---------- Data supplied
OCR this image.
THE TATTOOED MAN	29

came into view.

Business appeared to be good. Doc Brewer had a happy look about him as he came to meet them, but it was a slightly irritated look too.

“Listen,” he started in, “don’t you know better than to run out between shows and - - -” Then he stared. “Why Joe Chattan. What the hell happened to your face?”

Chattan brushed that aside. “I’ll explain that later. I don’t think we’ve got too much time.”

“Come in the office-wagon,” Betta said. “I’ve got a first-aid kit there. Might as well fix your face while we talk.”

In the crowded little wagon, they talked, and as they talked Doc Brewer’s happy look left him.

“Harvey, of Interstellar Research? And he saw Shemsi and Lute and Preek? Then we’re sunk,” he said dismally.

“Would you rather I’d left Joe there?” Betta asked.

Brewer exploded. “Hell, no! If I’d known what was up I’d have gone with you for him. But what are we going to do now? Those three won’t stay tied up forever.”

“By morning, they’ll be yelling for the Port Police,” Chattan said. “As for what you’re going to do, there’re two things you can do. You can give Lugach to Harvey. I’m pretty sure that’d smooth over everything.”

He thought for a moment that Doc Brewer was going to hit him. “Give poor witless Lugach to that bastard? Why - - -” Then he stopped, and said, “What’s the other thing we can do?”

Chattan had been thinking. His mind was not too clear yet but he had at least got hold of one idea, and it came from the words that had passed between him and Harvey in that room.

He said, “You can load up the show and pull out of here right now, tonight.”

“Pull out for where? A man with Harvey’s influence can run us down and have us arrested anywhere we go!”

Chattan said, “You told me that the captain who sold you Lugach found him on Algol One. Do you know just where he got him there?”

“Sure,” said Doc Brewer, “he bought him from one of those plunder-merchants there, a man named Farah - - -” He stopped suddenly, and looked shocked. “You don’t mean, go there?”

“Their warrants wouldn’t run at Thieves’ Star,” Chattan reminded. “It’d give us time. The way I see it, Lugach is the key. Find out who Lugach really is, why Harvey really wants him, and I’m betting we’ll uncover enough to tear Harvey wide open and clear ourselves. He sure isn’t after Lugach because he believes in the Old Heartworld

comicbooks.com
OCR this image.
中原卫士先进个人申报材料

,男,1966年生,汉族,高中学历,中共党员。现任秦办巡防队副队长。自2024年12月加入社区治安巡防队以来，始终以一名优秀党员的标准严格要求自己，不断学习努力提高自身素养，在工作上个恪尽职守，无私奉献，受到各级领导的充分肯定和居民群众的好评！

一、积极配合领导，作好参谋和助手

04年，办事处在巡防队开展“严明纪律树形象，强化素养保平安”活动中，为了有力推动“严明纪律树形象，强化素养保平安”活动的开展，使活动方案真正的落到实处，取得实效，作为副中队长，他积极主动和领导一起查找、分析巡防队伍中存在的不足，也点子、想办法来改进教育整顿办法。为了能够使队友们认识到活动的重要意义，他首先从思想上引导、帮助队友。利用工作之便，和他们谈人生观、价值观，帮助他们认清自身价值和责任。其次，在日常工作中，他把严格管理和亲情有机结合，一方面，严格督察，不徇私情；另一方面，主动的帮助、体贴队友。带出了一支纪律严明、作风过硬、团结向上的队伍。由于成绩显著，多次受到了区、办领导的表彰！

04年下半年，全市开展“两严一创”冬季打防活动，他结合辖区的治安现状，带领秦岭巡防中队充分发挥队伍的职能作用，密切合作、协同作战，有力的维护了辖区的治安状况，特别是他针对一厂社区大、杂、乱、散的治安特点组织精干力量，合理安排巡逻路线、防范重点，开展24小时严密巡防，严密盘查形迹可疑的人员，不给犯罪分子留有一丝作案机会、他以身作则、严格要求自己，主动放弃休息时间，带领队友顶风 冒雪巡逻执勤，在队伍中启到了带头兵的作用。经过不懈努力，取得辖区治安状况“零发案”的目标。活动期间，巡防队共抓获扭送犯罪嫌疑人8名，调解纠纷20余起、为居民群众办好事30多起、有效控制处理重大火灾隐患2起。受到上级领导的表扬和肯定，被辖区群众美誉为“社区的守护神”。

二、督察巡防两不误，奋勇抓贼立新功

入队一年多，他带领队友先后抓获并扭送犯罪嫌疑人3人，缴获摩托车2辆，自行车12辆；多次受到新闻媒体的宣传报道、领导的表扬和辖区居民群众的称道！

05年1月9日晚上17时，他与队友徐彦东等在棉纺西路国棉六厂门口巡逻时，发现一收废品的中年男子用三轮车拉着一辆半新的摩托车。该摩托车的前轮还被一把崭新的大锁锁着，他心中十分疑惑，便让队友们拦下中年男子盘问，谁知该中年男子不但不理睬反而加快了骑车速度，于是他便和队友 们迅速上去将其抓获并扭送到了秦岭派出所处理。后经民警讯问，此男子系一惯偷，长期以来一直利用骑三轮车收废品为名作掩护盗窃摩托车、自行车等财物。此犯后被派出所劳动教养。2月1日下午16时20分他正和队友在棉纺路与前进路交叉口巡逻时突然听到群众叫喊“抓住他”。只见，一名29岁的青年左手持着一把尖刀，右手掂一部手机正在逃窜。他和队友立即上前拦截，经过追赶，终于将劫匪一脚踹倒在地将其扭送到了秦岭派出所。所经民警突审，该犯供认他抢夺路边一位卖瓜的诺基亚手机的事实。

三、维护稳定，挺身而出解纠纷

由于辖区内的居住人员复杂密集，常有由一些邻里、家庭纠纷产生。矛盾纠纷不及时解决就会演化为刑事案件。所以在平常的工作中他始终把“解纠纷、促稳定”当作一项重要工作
--------------------
● **Your task**
Give back each line above precisely as it stands.

● **Output of the exercise**
OCR this image.
THE TATTOOED MAN	29

came into view.

Business appeared to be good. Doc Brewer had a happy look about him as he came to meet them, but it was a slightly irritated look too.

“Listen,” he started in, “don’t you know better than to run out between shows and - - -” Then he stared. “Why Joe Chattan. What the hell happened to your face?”

Chattan brushed that aside. “I’ll explain that later. I don’t think we’ve got too much time.”

“Come in the office-wagon,” Betta said. “I’ve got a first-aid kit there. Might as well fix your face while we talk.”

In the crowded little wagon, they talked, and as they talked Doc Brewer’s happy look left him.

“Harvey, of Interstellar Research? And he saw Shemsi and Lute and Preek? Then we’re sunk,” he said dismally.

“Would you rather I’d left Joe there?” Betta asked.

Brewer exploded. “Hell, no! If I’d known what was up I’d have gone with you for him. But what are we going to do now? Those three won’t stay tied up forever.”

“By morning, they’ll be yelling for the Port Police,” Chattan said. “As for what you’re going to do, there’re two things you can do. You can give Lugach to Harvey. I’m pretty sure that’d smooth over everything.”

He thought for a moment that Doc Brewer was going to hit him. “Give poor witless Lugach to that bastard? Why - - -” Then he stopped, and said, “What’s the other thing we can do?”

Chattan had been thinking. His mind was not too clear yet but he had at least got hold of one idea, and it came from the words that had passed between him and Harvey in that room.

He said, “You can load up the show and pull out of here right now, tonight.”

“Pull out for where? A man with Harvey’s influence can run us down and have us arrested anywhere we go!”

Chattan said, “You told me that the captain who sold you Lugach found him on Algol One. Do you know just where he got him there?”

“Sure,” said Doc Brewer, “he bought him from one of those plunder-merchants there, a man named Farah - - -” He stopped suddenly, and looked shocked. “You don’t mean, go there?”

“Their warrants wouldn’t run at Thieves’ Star,” Chattan reminded. “It’d give us time. The way I see it, Lugach is the key. Find out who Lugach really is, why Harvey really wants him, and I’m betting we’ll uncover enough to tear Harvey wide open and clear ourselves. He sure isn’t after Lugach because he believes in the Old Heartworld

comicbooks.com
OCR this image.
中原卫士先进个人申报材料

,男,1966年生,汉族,高中学历,中共党员。现任秦办巡防队副队长。自2024年12月加入社区治安巡防队以来，始终以一名优秀党员的标准严格要求自己，不断学习努力提高自身素养，在工作上个恪尽职守，无私奉献，受到各级领导的充分肯定和居民群众的好评！

一、积极配合领导，作好参谋和助手

04年，办事处在巡防队开展“严明纪律树形象，强化素养保平安”活动中，为了有力推动“严明纪律树形象，强化素养保平安”活动的开展，使活动方案真正的落到实处，取得实效，作为副中队长，他积极主动和领导一起查找、分析巡防队伍中存在的不足，也点子、想办法来改进教育整顿办法。为了能够使队友们认识到活动的重要意义，他首先从思想上引导、帮助队友。利用工作之便，和他们谈人生观、价值观，帮助他们认清自身价值和责任。其次，在日常工作中，他把严格管理和亲情有机结合，一方面，严格督察，不徇私情；另一方面，主动的帮助、体贴队友。带出了一支纪律严明、作风过硬、团结向上的队伍。由于成绩显著，多次受到了区、办领导的表彰！

04年下半年，全市开展“两严一创”冬季打防活动，他结合辖区的治安现状，带领秦岭巡防中队充分发挥队伍的职能作用，密切合作、协同作战，有力的维护了辖区的治安状况，特别是他针对一厂社区大、杂、乱、散的治安特点组织精干力量，合理安排巡逻路线、防范重点，开展24小时严密巡防，严密盘查形迹可疑的人员，不给犯罪分子留有一丝作案机会、他以身作则、严格要求自己，主动放弃休息时间，带领队友顶风 冒雪巡逻执勤，在队伍中启到了带头兵的作用。经过不懈努力，取得辖区治安状况“零发案”的目标。活动期间，巡防队共抓获扭送犯罪嫌疑人8名，调解纠纷20余起、为居民群众办好事30多起、有效控制处理重大火灾隐患2起。受到上级领导的表扬和肯定，被辖区群众美誉为“社区的守护神”。

二、督察巡防两不误，奋勇抓贼立新功

入队一年多，他带领队友先后抓获并扭送犯罪嫌疑人3人，缴获摩托车2辆，自行车12辆；多次受到新闻媒体的宣传报道、领导的表扬和辖区居民群众的称道！

05年1月9日晚上17时，他与队友徐彦东等在棉纺西路国棉六厂门口巡逻时，发现一收废品的中年男子用三轮车拉着一辆半新的摩托车。该摩托车的前轮还被一把崭新的大锁锁着，他心中十分疑惑，便让队友们拦下中年男子盘问，谁知该中年男子不但不理睬反而加快了骑车速度，于是他便和队友 们迅速上去将其抓获并扭送到了秦岭派出所处理。后经民警讯问，此男子系一惯偷，长期以来一直利用骑三轮车收废品为名作掩护盗窃摩托车、自行车等财物。此犯后被派出所劳动教养。2月1日下午16时20分他正和队友在棉纺路与前进路交叉口巡逻时突然听到群众叫喊“抓住他”。只见，一名29岁的青年左手持着一把尖刀，右手掂一部手机正在逃窜。他和队友立即上前拦截，经过追赶，终于将劫匪一脚踹倒在地将其扭送到了秦岭派出所。所经民警突审，该犯供认他抢夺路边一位卖瓜的诺基亚手机的事实。

三、维护稳定，挺身而出解纠纷

由于辖区内的居住人员复杂密集，常有由一些邻里、家庭纠纷产生。矛盾纠纷不及时解决就会演化为刑事案件。所以在平常的工作中他始终把“解纠纷、促稳定”当作一项重要工作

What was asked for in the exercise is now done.